§ Written task
Format the data from the start through the line containing "trace-point[interactable] xyxy=(1599,551,1626,577)" as a numbered list, leaving out any blank lines.

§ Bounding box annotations
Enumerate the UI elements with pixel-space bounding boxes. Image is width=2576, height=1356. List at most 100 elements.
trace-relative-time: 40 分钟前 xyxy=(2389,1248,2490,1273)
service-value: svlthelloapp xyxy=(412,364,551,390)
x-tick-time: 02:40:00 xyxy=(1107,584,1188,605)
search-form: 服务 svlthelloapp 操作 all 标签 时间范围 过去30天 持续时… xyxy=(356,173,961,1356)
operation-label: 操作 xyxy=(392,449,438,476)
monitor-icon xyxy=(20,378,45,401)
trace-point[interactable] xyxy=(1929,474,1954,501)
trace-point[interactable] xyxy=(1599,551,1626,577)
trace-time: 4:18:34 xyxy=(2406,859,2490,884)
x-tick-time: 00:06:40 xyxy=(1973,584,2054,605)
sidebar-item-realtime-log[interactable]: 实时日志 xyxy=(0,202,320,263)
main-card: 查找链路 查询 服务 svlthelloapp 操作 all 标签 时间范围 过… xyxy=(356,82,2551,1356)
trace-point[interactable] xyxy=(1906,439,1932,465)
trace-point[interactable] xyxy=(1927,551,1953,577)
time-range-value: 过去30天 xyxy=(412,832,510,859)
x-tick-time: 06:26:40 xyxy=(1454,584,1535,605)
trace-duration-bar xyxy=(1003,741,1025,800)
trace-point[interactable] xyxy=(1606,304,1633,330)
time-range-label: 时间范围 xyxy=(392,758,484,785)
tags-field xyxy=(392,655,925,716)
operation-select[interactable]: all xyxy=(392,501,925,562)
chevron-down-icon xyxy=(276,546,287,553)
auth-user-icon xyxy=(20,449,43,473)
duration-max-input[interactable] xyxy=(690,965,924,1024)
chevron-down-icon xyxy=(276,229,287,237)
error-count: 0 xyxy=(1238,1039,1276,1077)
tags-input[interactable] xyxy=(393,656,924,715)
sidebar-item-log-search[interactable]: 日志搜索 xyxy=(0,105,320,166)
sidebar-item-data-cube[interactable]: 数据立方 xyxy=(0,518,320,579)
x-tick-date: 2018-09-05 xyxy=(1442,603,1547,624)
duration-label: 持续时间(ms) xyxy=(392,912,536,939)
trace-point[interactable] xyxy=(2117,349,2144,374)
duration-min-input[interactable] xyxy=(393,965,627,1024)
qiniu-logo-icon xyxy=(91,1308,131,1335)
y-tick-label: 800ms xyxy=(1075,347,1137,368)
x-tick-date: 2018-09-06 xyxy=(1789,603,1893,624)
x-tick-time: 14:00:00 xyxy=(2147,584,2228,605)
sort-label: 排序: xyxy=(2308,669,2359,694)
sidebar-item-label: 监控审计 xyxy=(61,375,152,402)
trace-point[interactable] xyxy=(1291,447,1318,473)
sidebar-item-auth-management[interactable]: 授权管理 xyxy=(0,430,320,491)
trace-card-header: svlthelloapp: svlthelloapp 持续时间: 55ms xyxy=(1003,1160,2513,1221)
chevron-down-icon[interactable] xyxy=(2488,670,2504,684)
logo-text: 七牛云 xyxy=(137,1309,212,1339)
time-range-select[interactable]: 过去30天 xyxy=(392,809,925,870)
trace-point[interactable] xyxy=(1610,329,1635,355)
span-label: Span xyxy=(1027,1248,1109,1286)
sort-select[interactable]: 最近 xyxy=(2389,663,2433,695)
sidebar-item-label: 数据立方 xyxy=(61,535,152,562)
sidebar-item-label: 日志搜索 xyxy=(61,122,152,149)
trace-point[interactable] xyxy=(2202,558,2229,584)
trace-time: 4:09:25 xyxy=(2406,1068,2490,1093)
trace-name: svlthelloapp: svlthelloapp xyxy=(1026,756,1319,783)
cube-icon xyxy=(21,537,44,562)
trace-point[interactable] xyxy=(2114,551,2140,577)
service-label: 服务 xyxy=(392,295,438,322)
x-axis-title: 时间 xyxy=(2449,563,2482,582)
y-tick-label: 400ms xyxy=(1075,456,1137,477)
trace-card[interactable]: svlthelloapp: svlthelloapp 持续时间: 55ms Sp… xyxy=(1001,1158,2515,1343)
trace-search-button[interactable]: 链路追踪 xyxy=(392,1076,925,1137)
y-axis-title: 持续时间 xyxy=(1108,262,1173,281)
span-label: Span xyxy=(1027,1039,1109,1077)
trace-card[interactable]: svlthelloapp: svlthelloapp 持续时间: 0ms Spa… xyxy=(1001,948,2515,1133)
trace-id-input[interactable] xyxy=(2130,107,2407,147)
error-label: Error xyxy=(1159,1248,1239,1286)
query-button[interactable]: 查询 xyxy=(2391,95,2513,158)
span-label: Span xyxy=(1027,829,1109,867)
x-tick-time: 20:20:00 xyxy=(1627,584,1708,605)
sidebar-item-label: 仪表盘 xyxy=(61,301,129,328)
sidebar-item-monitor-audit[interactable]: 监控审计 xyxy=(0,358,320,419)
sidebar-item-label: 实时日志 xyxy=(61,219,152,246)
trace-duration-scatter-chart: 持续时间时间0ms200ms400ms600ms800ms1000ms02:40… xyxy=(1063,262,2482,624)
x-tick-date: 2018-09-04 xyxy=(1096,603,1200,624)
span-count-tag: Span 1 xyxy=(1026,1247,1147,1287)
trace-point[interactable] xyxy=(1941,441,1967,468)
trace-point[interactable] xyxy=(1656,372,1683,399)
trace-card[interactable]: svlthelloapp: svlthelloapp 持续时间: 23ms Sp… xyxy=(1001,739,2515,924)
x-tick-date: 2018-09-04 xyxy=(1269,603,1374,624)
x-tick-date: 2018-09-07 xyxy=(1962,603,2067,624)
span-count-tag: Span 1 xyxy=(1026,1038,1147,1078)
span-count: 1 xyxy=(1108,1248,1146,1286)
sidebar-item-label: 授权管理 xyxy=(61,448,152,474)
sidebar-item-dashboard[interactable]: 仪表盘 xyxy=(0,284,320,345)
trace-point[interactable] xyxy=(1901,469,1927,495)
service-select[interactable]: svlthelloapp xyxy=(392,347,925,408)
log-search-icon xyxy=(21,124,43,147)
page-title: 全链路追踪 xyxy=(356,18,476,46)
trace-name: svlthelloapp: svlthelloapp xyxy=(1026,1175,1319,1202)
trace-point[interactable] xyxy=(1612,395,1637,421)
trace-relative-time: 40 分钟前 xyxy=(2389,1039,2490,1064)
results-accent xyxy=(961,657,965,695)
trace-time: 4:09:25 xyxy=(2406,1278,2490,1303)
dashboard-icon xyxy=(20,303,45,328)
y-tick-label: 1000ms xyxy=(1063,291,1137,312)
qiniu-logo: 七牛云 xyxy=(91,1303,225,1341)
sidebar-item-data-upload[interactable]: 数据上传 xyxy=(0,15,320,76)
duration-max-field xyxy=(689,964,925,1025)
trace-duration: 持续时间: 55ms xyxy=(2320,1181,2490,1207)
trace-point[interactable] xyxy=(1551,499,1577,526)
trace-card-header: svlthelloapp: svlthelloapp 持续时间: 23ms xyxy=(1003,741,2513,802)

§ Answer below
1. Enumerate the UI elements with pixel-space bounding boxes. Image is width=2576, height=1356. List at most 100 elements.
2. trace-relative-time: 40 分钟前 xyxy=(2389,1248,2490,1273)
3. service-value: svlthelloapp xyxy=(412,364,551,390)
4. x-tick-time: 02:40:00 xyxy=(1107,584,1188,605)
5. search-form: 服务 svlthelloapp 操作 all 标签 时间范围 过去30天 持续时… xyxy=(356,173,961,1356)
6. operation-label: 操作 xyxy=(392,449,438,476)
7. monitor-icon xyxy=(20,378,45,401)
8. trace-point[interactable] xyxy=(1929,474,1954,501)
9. trace-point[interactable] xyxy=(1599,551,1626,577)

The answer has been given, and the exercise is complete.